Reproduce every entry that follows word for word, but omit the images.

--- start DATA FOR THIS EXERCISE ---

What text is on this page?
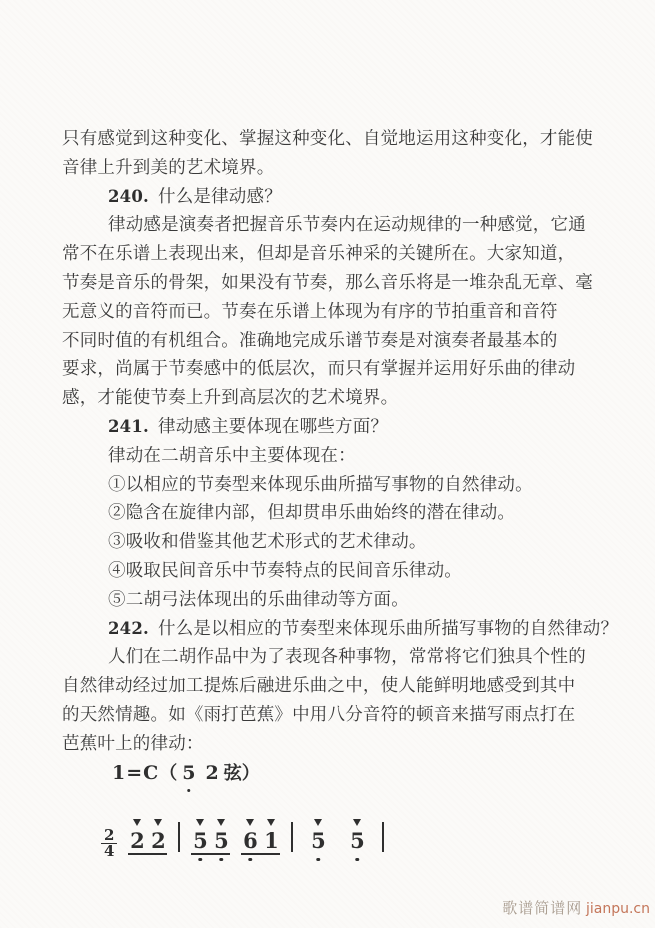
只有感觉到这种变化、掌握这种变化、自觉地运用这种变化，才能使
音律上升到美的艺术境界。
240. 什么是律动感？
律动感是演奏者把握音乐节奏内在运动规律的一种感觉，它通
常不在乐谱上表现出来，但却是音乐神采的关键所在。大家知道，
节奏是音乐的骨架，如果没有节奏，那么音乐将是一堆杂乱无章、毫
无意义的音符而已。节奏在乐谱上体现为有序的节拍重音和音符
不同时值的有机组合。准确地完成乐谱节奏是对演奏者最基本的
要求，尚属于节奏感中的低层次，而只有掌握并运用好乐曲的律动
感，才能使节奏上升到高层次的艺术境界。
241. 律动感主要体现在哪些方面？
律动在二胡音乐中主要体现在：
①以相应的节奏型来体现乐曲所描写事物的自然律动。
②隐含在旋律内部，但却贯串乐曲始终的潜在律动。
③吸收和借鉴其他艺术形式的艺术律动。
④吸取民间音乐中节奏特点的民间音乐律动。
⑤二胡弓法体现出的乐曲律动等方面。
242. 什么是以相应的节奏型来体现乐曲所描写事物的自然律动？
人们在二胡作品中为了表现各种事物，常常将它们独具个性的
自然律动经过加工提炼后融进乐曲之中，使人能鲜明地感受到其中
的天然情趣。如《雨打芭蕉》中用八分音符的顿音来描写雨点打在
芭蕉叶上的律动：
1=C（ 5 2 弦）
$\frac{2}{4} 2$ 2 5 5 6 1 5 5
歌谱简谱网 jianpu.cn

--- end DATA FOR THIS EXERCISE ---

▶ **WRITTEN RESPONSE**
What text is on this page?
只有感觉到这种变化、掌握这种变化、自觉地运用这种变化，才能使
音律上升到美的艺术境界。
240. 什么是律动感？
律动感是演奏者把握音乐节奏内在运动规律的一种感觉，它通
常不在乐谱上表现出来，但却是音乐神采的关键所在。大家知道，
节奏是音乐的骨架，如果没有节奏，那么音乐将是一堆杂乱无章、毫
无意义的音符而已。节奏在乐谱上体现为有序的节拍重音和音符
不同时值的有机组合。准确地完成乐谱节奏是对演奏者最基本的
要求，尚属于节奏感中的低层次，而只有掌握并运用好乐曲的律动
感，才能使节奏上升到高层次的艺术境界。
241. 律动感主要体现在哪些方面？
律动在二胡音乐中主要体现在：
①以相应的节奏型来体现乐曲所描写事物的自然律动。
②隐含在旋律内部，但却贯串乐曲始终的潜在律动。
③吸收和借鉴其他艺术形式的艺术律动。
④吸取民间音乐中节奏特点的民间音乐律动。
⑤二胡弓法体现出的乐曲律动等方面。
242. 什么是以相应的节奏型来体现乐曲所描写事物的自然律动？
人们在二胡作品中为了表现各种事物，常常将它们独具个性的
自然律动经过加工提炼后融进乐曲之中，使人能鲜明地感受到其中
的天然情趣。如《雨打芭蕉》中用八分音符的顿音来描写雨点打在
芭蕉叶上的律动：
1=C（ 5 2 弦）
$\frac{2}{4} 2$ 2 5 5 6 1 5 5
歌谱简谱网 jianpu.cn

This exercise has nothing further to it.